■ Written instruction:
Pull out each line of the data that includes the word "人际交往的意识与技巧".

■ Records for the task:
--------------------
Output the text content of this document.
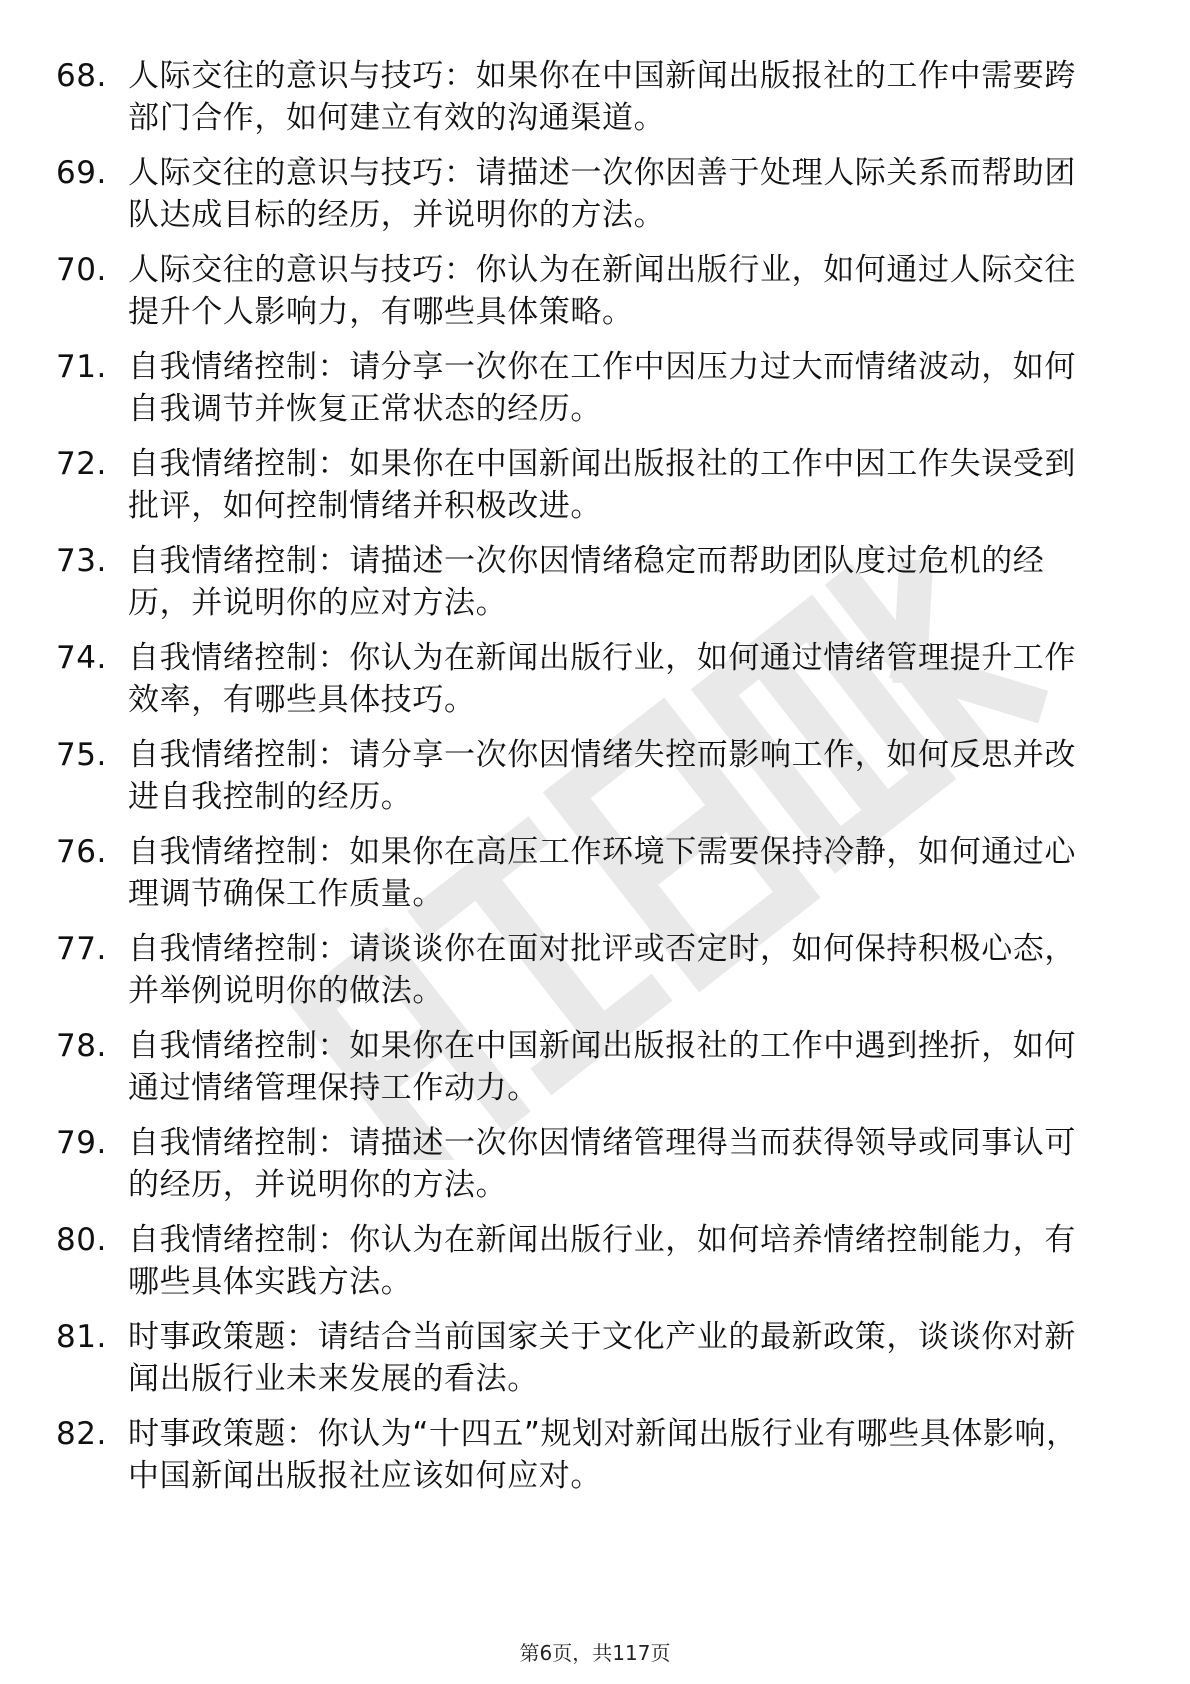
68. 人际交往的意识与技巧：如果你在中国新闻出版报社的工作中需要跨部门合作，如何建立有效的沟通渠道。

69. 人际交往的意识与技巧：请描述一次你因善于处理人际关系而帮助团队达成目标的经历，并说明你的方法。

70. 人际交往的意识与技巧：你认为在新闻出版行业，如何通过人际交往提升个人影响力，有哪些具体策略。

71. 自我情绪控制：请分享一次你在工作中因压力过大而情绪波动，如何自我调节并恢复正常状态的经历。

72. 自我情绪控制：如果你在中国新闻出版报社的工作中因工作失误受到批评，如何控制情绪并积极改进。

73. 自我情绪控制：请描述一次你因情绪稳定而帮助团队度过危机的经历，并说明你的应对方法。

74. 自我情绪控制：你认为在新闻出版行业，如何通过情绪管理提升工作效率，有哪些具体技巧。

75. 自我情绪控制：请分享一次你因情绪失控而影响工作，如何反思并改进自我控制的经历。

76. 自我情绪控制：如果你在高压工作环境下需要保持冷静，如何通过心理调节确保工作质量。

77. 自我情绪控制：请谈谈你在面对批评或否定时，如何保持积极心态，并举例说明你的做法。

78. 自我情绪控制：如果你在中国新闻出版报社的工作中遇到挫折，如何通过情绪管理保持工作动力。

79. 自我情绪控制：请描述一次你因情绪管理得当而获得领导或同事认可的经历，并说明你的方法。

80. 自我情绪控制：你认为在新闻出版行业，如何培养情绪控制能力，有哪些具体实践方法。

81. 时事政策题：请结合当前国家关于文化产业的最新政策，谈谈你对新闻出版行业未来发展的看法。

82. 时事政策题：你认为“十四五”规划对新闻出版行业有哪些具体影响，中国新闻出版报社应该如何应对。

第6页，共117页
--------------------
■ Exercise result:
68. 人际交往的意识与技巧：如果你在中国新闻出版报社的工作中需要跨部门合作，如何建立有效的沟通渠道。
69. 人际交往的意识与技巧：请描述一次你因善于处理人际关系而帮助团队达成目标的经历，并说明你的方法。
70. 人际交往的意识与技巧：你认为在新闻出版行业，如何通过人际交往提升个人影响力，有哪些具体策略。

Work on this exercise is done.